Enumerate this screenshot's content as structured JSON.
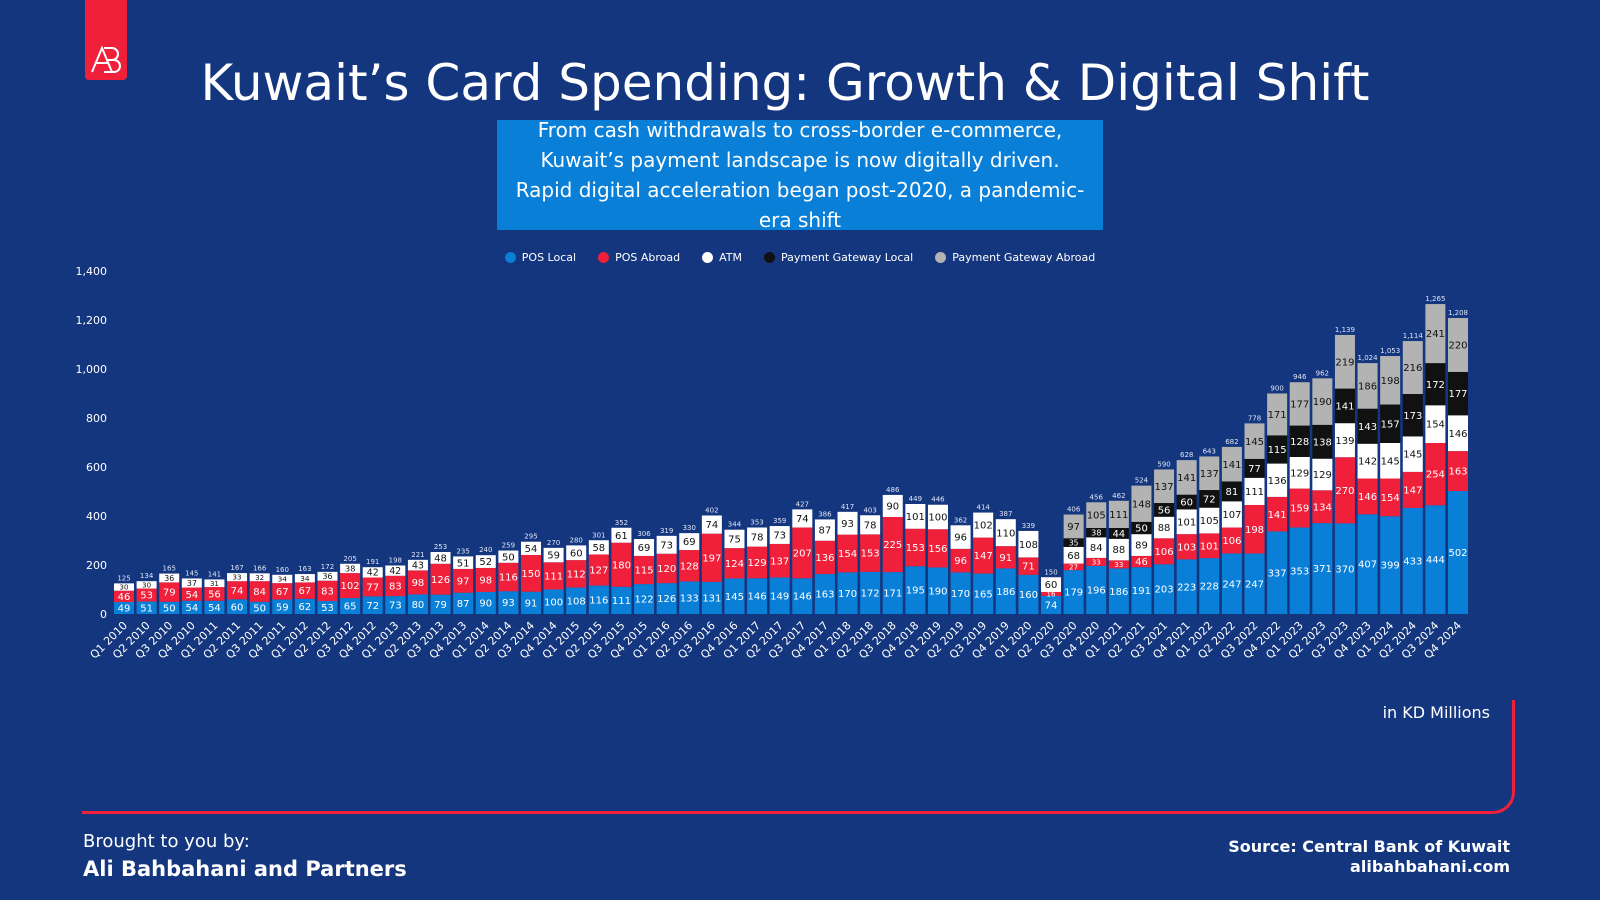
{
  "header": {
    "logo_text": "AB",
    "title": "Kuwait’s Card Spending: Growth & Digital Shift",
    "subtitle": "From cash withdrawals to cross-border e-commerce, Kuwait’s payment landscape is now digitally driven. Rapid digital acceleration began post-2020, a pandemic-era shift"
  },
  "footer": {
    "unit_note": "in KD Millions",
    "credit_label": "Brought to you by:",
    "credit_name": "Ali Bahbahani and Partners",
    "source": "Source: Central Bank of Kuwait",
    "website": "alibahbahani.com"
  },
  "colors": {
    "background": "#14367f",
    "accent": "#f0203a",
    "subtitle_box": "#0a7fd8"
  },
  "chart_data": {
    "type": "bar",
    "stacked": true,
    "ylim": [
      0,
      1400
    ],
    "yticks": [
      0,
      200,
      400,
      600,
      800,
      1000,
      1200,
      1400
    ],
    "ytick_labels": [
      "0",
      "200",
      "400",
      "600",
      "800",
      "1,000",
      "1,200",
      "1,400"
    ],
    "grid": false,
    "legend_position": "top-center",
    "categories": [
      "Q1 2010",
      "Q2 2010",
      "Q3 2010",
      "Q4 2010",
      "Q1 2011",
      "Q2 2011",
      "Q3 2011",
      "Q4 2011",
      "Q1 2012",
      "Q2 2012",
      "Q3 2012",
      "Q4 2012",
      "Q1 2013",
      "Q2 2013",
      "Q3 2013",
      "Q4 2013",
      "Q1 2014",
      "Q2 2014",
      "Q3 2014",
      "Q4 2014",
      "Q1 2015",
      "Q2 2015",
      "Q3 2015",
      "Q4 2015",
      "Q1 2016",
      "Q2 2016",
      "Q3 2016",
      "Q4 2016",
      "Q1 2017",
      "Q2 2017",
      "Q3 2017",
      "Q4 2017",
      "Q1 2018",
      "Q2 2018",
      "Q3 2018",
      "Q4 2018",
      "Q1 2019",
      "Q2 2019",
      "Q3 2019",
      "Q4 2019",
      "Q1 2020",
      "Q2 2020",
      "Q3 2020",
      "Q4 2020",
      "Q1 2021",
      "Q2 2021",
      "Q3 2021",
      "Q4 2021",
      "Q1 2022",
      "Q2 2022",
      "Q3 2022",
      "Q4 2022",
      "Q1 2023",
      "Q2 2023",
      "Q3 2023",
      "Q4 2023",
      "Q1 2024",
      "Q2 2024",
      "Q3 2024",
      "Q4 2024"
    ],
    "series": [
      {
        "name": "POS Local",
        "color": "#0a7fd8",
        "label_color": "#ffffff",
        "values": [
          49,
          51,
          50,
          54,
          54,
          60,
          50,
          59,
          62,
          53,
          65,
          72,
          73,
          80,
          79,
          87,
          90,
          93,
          91,
          100,
          108,
          116,
          111,
          122,
          126,
          133,
          131,
          145,
          146,
          149,
          146,
          163,
          170,
          172,
          171,
          195,
          190,
          170,
          165,
          186,
          160,
          74,
          179,
          196,
          186,
          191,
          203,
          223,
          228,
          247,
          247,
          337,
          353,
          371,
          370,
          407,
          399,
          433,
          444,
          502
        ]
      },
      {
        "name": "POS Abroad",
        "color": "#f0203a",
        "label_color": "#ffffff",
        "values": [
          46,
          53,
          79,
          54,
          56,
          74,
          84,
          67,
          67,
          83,
          102,
          77,
          83,
          98,
          126,
          97,
          98,
          116,
          150,
          111,
          112,
          127,
          180,
          115,
          120,
          128,
          197,
          124,
          129,
          137,
          207,
          136,
          154,
          153,
          225,
          153,
          156,
          96,
          147,
          91,
          71,
          16,
          27,
          33,
          33,
          46,
          106,
          103,
          101,
          106,
          198,
          141,
          159,
          134,
          270,
          146,
          154,
          147,
          254,
          163
        ]
      },
      {
        "name": "ATM",
        "color": "#ffffff",
        "label_color": "#111111",
        "values": [
          30,
          30,
          36,
          37,
          31,
          33,
          32,
          34,
          34,
          36,
          38,
          42,
          42,
          43,
          48,
          51,
          52,
          50,
          54,
          59,
          60,
          58,
          61,
          69,
          73,
          69,
          74,
          75,
          78,
          73,
          74,
          87,
          93,
          78,
          90,
          101,
          100,
          96,
          102,
          110,
          108,
          60,
          68,
          84,
          88,
          89,
          88,
          101,
          105,
          107,
          111,
          136,
          129,
          129,
          139,
          142,
          145,
          145,
          154,
          146
        ]
      },
      {
        "name": "Payment Gateway Local",
        "color": "#111111",
        "label_color": "#ffffff",
        "values": [
          null,
          null,
          null,
          null,
          null,
          null,
          null,
          null,
          null,
          null,
          null,
          null,
          null,
          null,
          null,
          null,
          null,
          null,
          null,
          null,
          null,
          null,
          null,
          null,
          null,
          null,
          null,
          null,
          null,
          null,
          null,
          null,
          null,
          null,
          null,
          null,
          null,
          null,
          null,
          null,
          null,
          null,
          35,
          38,
          44,
          50,
          56,
          60,
          72,
          81,
          77,
          115,
          128,
          138,
          141,
          143,
          157,
          173,
          172,
          177
        ]
      },
      {
        "name": "Payment Gateway Abroad",
        "color": "#b3b3b3",
        "label_color": "#111111",
        "values": [
          null,
          null,
          null,
          null,
          null,
          null,
          null,
          null,
          null,
          null,
          null,
          null,
          null,
          null,
          null,
          null,
          null,
          null,
          null,
          null,
          null,
          null,
          null,
          null,
          null,
          null,
          null,
          null,
          null,
          null,
          null,
          null,
          null,
          null,
          null,
          null,
          null,
          null,
          null,
          null,
          null,
          null,
          97,
          105,
          111,
          148,
          137,
          141,
          137,
          141,
          145,
          171,
          177,
          190,
          219,
          186,
          198,
          216,
          241,
          220
        ]
      }
    ],
    "totals": [
      "125",
      "134",
      "165",
      "145",
      "141",
      "167",
      "166",
      "160",
      "163",
      "172",
      "205",
      "191",
      "198",
      "221",
      "253",
      "235",
      "240",
      "259",
      "295",
      "270",
      "280",
      "301",
      "352",
      "306",
      "319",
      "330",
      "402",
      "344",
      "353",
      "359",
      "427",
      "386",
      "417",
      "403",
      "486",
      "449",
      "446",
      "362",
      "414",
      "387",
      "339",
      "150",
      "406",
      "456",
      "462",
      "524",
      "590",
      "628",
      "643",
      "682",
      "778",
      "900",
      "946",
      "962",
      "1,139",
      "1,024",
      "1,053",
      "1,114",
      "1,265",
      "1,208"
    ]
  }
}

★ ★ ★ ★

Your task
Gather each line of the records holding the string "Abroad".

Task answer
        "name": "POS Abroad",
        "name": "Payment Gateway Abroad",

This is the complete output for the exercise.